> Requirement: Omit all images. Transcribe the rest of the material below exactly.

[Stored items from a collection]
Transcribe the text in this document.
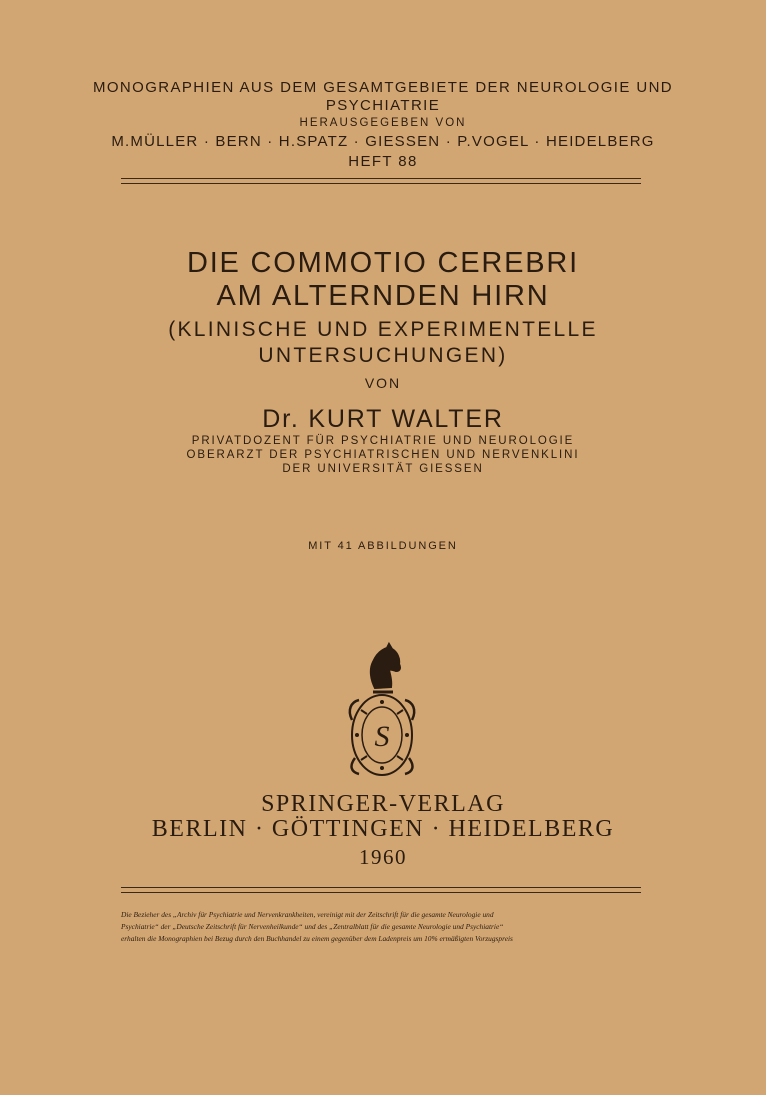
MONOGRAPHIEN AUS DEM GESAMTGEBIETE DER NEUROLOGIE UND
PSYCHIATRIE
HERAUSGEGEBEN VON
M.MÜLLER · BERN · H.SPATZ · GIESSEN · P.VOGEL · HEIDELBERG
HEFT 88
DIE COMMOTIO CEREBRI
AM ALTERNDEN HIRN
(KLINISCHE UND EXPERIMENTELLE
UNTERSUCHUNGEN)
VON
Dr. KURT WALTER
PRIVATDOZENT FÜR PSYCHIATRIE UND NEUROLOGIE
OBERARZT DER PSYCHIATRISCHEN UND NERVENKLINI
DER UNIVERSITÄT GIESSEN
MIT 41 ABBILDUNGEN
S
SPRINGER-VERLAG
BERLIN · GÖTTINGEN · HEIDELBERG
1960
Die Bezieher des „Archiv für Psychiatrie und Nervenkrankheiten, vereinigt mit der Zeitschrift für die gesamte Neurologie und
Psychiatrie“ der „Deutsche Zeitschrift für Nervenheilkunde“ und des „Zentralblatt für die gesamte Neurologie und Psychiatrie“
erhalten die Monographien bei Bezug durch den Buchhandel zu einem gegenüber dem Ladenpreis um 10% ermäßigten Vorzugspreis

> Reply to the exercise:
Transcribe the text in this document.
MONOGRAPHIEN AUS DEM GESAMTGEBIETE DER NEUROLOGIE UND
PSYCHIATRIE
HERAUSGEGEBEN VON
M.MÜLLER · BERN · H.SPATZ · GIESSEN · P.VOGEL · HEIDELBERG
HEFT 88
DIE COMMOTIO CEREBRI
AM ALTERNDEN HIRN
(KLINISCHE UND EXPERIMENTELLE
UNTERSUCHUNGEN)
VON
Dr. KURT WALTER
PRIVATDOZENT FÜR PSYCHIATRIE UND NEUROLOGIE
OBERARZT DER PSYCHIATRISCHEN UND NERVENKLINI
DER UNIVERSITÄT GIESSEN
MIT 41 ABBILDUNGEN
S
SPRINGER-VERLAG
BERLIN · GÖTTINGEN · HEIDELBERG
1960
Die Bezieher des „Archiv für Psychiatrie und Nervenkrankheiten, vereinigt mit der Zeitschrift für die gesamte Neurologie und
Psychiatrie“ der „Deutsche Zeitschrift für Nervenheilkunde“ und des „Zentralblatt für die gesamte Neurologie und Psychiatrie“
erhalten die Monographien bei Bezug durch den Buchhandel zu einem gegenüber dem Ladenpreis um 10% ermäßigten Vorzugspreis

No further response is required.